_Input:_
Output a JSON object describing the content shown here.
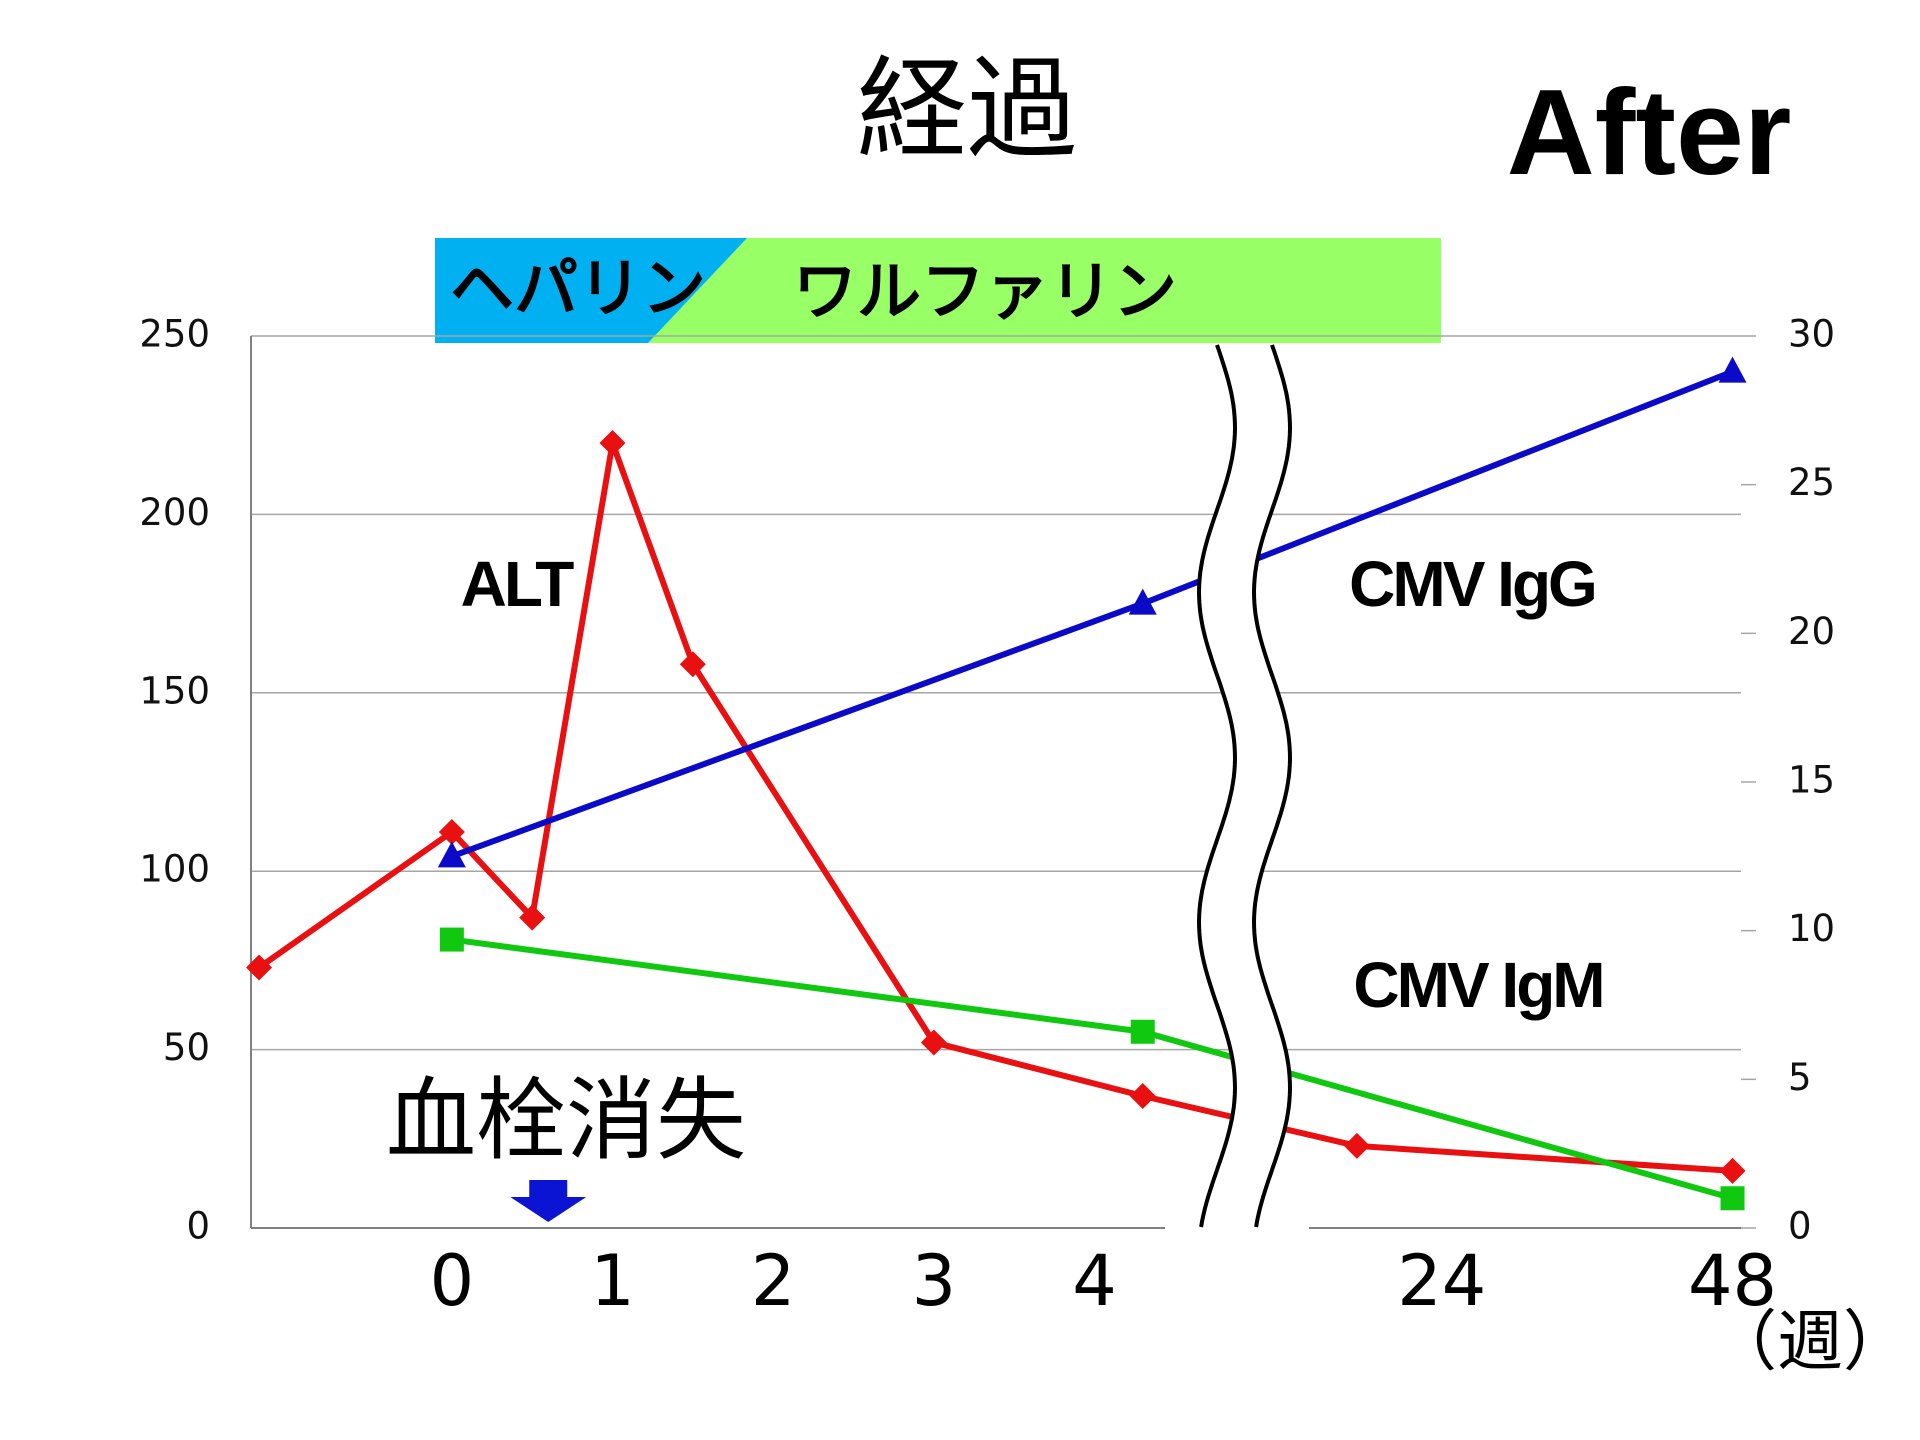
{
  "chart_data": {
    "type": "line",
    "title": "経過",
    "badge": "After",
    "x_label": "（週）",
    "treatments": [
      {
        "label": "ヘパリン",
        "color": "#00b0f0"
      },
      {
        "label": "ワルファリン",
        "color": "#99ff66"
      }
    ],
    "annotation": {
      "text": "血栓消失",
      "x": 0.6,
      "color": "#0a14d2"
    },
    "xlim": [
      -1.25,
      48.7
    ],
    "x_break": [
      4.7,
      9
    ],
    "xticks": [
      0,
      1,
      2,
      3,
      4,
      24,
      48
    ],
    "ylim": [
      0,
      250
    ],
    "yticks": [
      0,
      50,
      100,
      150,
      200,
      250
    ],
    "y2lim": [
      0,
      30
    ],
    "y2ticks": [
      0,
      5,
      10,
      15,
      20,
      25,
      30
    ],
    "grid": true,
    "series": [
      {
        "name": "ALT",
        "color": "#e81010",
        "marker": "diamond",
        "x": [
          -1.2,
          0,
          0.5,
          1,
          1.5,
          3,
          4.3,
          17,
          48
        ],
        "values": [
          73,
          111,
          87,
          220,
          158,
          52,
          37,
          23,
          16
        ]
      },
      {
        "name": "CMV IgG",
        "color": "#0a0ac8",
        "marker": "triangle",
        "axis": "y2",
        "x": [
          0,
          4.3,
          48
        ],
        "values": [
          12.5,
          21,
          28.8
        ]
      },
      {
        "name": "CMV IgM",
        "color": "#10c810",
        "marker": "square",
        "axis": "y2",
        "x": [
          0,
          4.3,
          48
        ],
        "values": [
          9.7,
          6.6,
          1.0
        ]
      }
    ]
  }
}
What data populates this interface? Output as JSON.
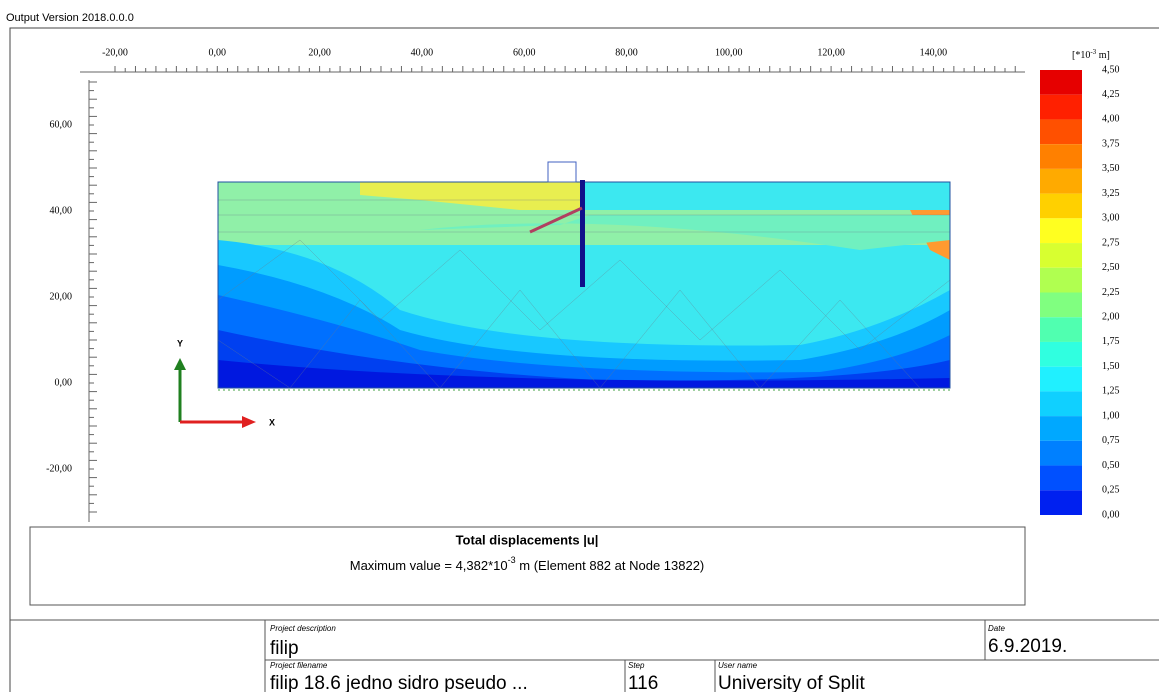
{
  "app": {
    "version": "Output Version 2018.0.0.0"
  },
  "axes": {
    "x_labels": [
      "-20,00",
      "0,00",
      "20,00",
      "40,00",
      "60,00",
      "80,00",
      "100,00",
      "120,00",
      "140,00"
    ],
    "y_labels": [
      "60,00",
      "40,00",
      "20,00",
      "0,00",
      "-20,00"
    ],
    "y_name": "Y",
    "x_name": "X"
  },
  "legend": {
    "unit_parts": [
      "[*10",
      "-3",
      " m]"
    ],
    "labels": [
      "4,50",
      "4,25",
      "4,00",
      "3,75",
      "3,50",
      "3,25",
      "3,00",
      "2,75",
      "2,50",
      "2,25",
      "2,00",
      "1,75",
      "1,50",
      "1,25",
      "1,00",
      "0,75",
      "0,50",
      "0,25",
      "0,00"
    ],
    "colors": [
      "#e60000",
      "#ff2000",
      "#ff5000",
      "#ff8000",
      "#ffaa00",
      "#ffd000",
      "#ffff20",
      "#d8ff30",
      "#b0ff50",
      "#80ff80",
      "#50ffb0",
      "#30ffe0",
      "#20f0ff",
      "#10d0ff",
      "#00a8ff",
      "#0080ff",
      "#0050ff",
      "#0020f0"
    ]
  },
  "info": {
    "title": "Total displacements |u|",
    "max_parts": [
      "Maximum value = 4,382*10",
      "-3",
      " m (Element 882 at Node 13822)"
    ]
  },
  "footer": {
    "project_description_label": "Project description",
    "project_description": "filip",
    "date_label": "Date",
    "date": "6.9.2019.",
    "project_filename_label": "Project filename",
    "project_filename": "filip 18.6 jedno sidro pseudo ...",
    "step_label": "Step",
    "step": "116",
    "user_name_label": "User name",
    "user_name": "University of Split"
  }
}
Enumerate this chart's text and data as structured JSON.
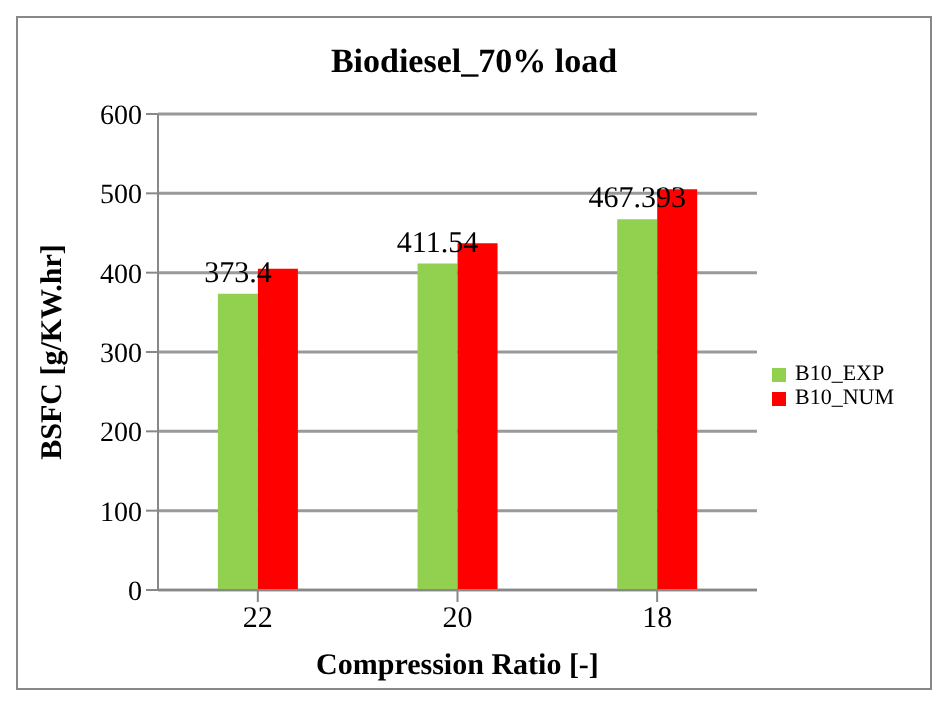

_Set exercise:_
Using the records above, output their complete text exactly, minus any images.

_Expected output:_
Output a JSON object describing the content shown here.
{
  "chart_data": {
    "type": "line",
    "title": "経過",
    "badge": "After",
    "x_label": "（週）",
    "treatments": [
      {
        "label": "ヘパリン",
        "color": "#00b0f0"
      },
      {
        "label": "ワルファリン",
        "color": "#99ff66"
      }
    ],
    "annotation": {
      "text": "血栓消失",
      "x": 0.6,
      "color": "#0a14d2"
    },
    "xlim": [
      -1.25,
      48.7
    ],
    "x_break": [
      4.7,
      9
    ],
    "xticks": [
      0,
      1,
      2,
      3,
      4,
      24,
      48
    ],
    "ylim": [
      0,
      250
    ],
    "yticks": [
      0,
      50,
      100,
      150,
      200,
      250
    ],
    "y2lim": [
      0,
      30
    ],
    "y2ticks": [
      0,
      5,
      10,
      15,
      20,
      25,
      30
    ],
    "grid": true,
    "series": [
      {
        "name": "ALT",
        "color": "#e81010",
        "marker": "diamond",
        "x": [
          -1.2,
          0,
          0.5,
          1,
          1.5,
          3,
          4.3,
          17,
          48
        ],
        "values": [
          73,
          111,
          87,
          220,
          158,
          52,
          37,
          23,
          16
        ]
      },
      {
        "name": "CMV IgG",
        "color": "#0a0ac8",
        "marker": "triangle",
        "axis": "y2",
        "x": [
          0,
          4.3,
          48
        ],
        "values": [
          12.5,
          21,
          28.8
        ]
      },
      {
        "name": "CMV IgM",
        "color": "#10c810",
        "marker": "square",
        "axis": "y2",
        "x": [
          0,
          4.3,
          48
        ],
        "values": [
          9.7,
          6.6,
          1.0
        ]
      }
    ]
  }
}
What data populates this interface? Output as JSON.
{
  "app": {
    "version": "Output Version 2018.0.0.0"
  },
  "axes": {
    "x_labels": [
      "-20,00",
      "0,00",
      "20,00",
      "40,00",
      "60,00",
      "80,00",
      "100,00",
      "120,00",
      "140,00"
    ],
    "y_labels": [
      "60,00",
      "40,00",
      "20,00",
      "0,00",
      "-20,00"
    ],
    "y_name": "Y",
    "x_name": "X"
  },
  "legend": {
    "unit_parts": [
      "[*10",
      "-3",
      " m]"
    ],
    "labels": [
      "4,50",
      "4,25",
      "4,00",
      "3,75",
      "3,50",
      "3,25",
      "3,00",
      "2,75",
      "2,50",
      "2,25",
      "2,00",
      "1,75",
      "1,50",
      "1,25",
      "1,00",
      "0,75",
      "0,50",
      "0,25",
      "0,00"
    ],
    "colors": [
      "#e60000",
      "#ff2000",
      "#ff5000",
      "#ff8000",
      "#ffaa00",
      "#ffd000",
      "#ffff20",
      "#d8ff30",
      "#b0ff50",
      "#80ff80",
      "#50ffb0",
      "#30ffe0",
      "#20f0ff",
      "#10d0ff",
      "#00a8ff",
      "#0080ff",
      "#0050ff",
      "#0020f0"
    ]
  },
  "info": {
    "title": "Total displacements |u|",
    "max_parts": [
      "Maximum value = 4,382*10",
      "-3",
      " m (Element 882 at Node 13822)"
    ]
  },
  "footer": {
    "project_description_label": "Project description",
    "project_description": "filip",
    "date_label": "Date",
    "date": "6.9.2019.",
    "project_filename_label": "Project filename",
    "project_filename": "filip 18.6 jedno sidro pseudo ...",
    "step_label": "Step",
    "step": "116",
    "user_name_label": "User name",
    "user_name": "University of Split"
  }
}
Enumerate this chart's text and data as structured JSON.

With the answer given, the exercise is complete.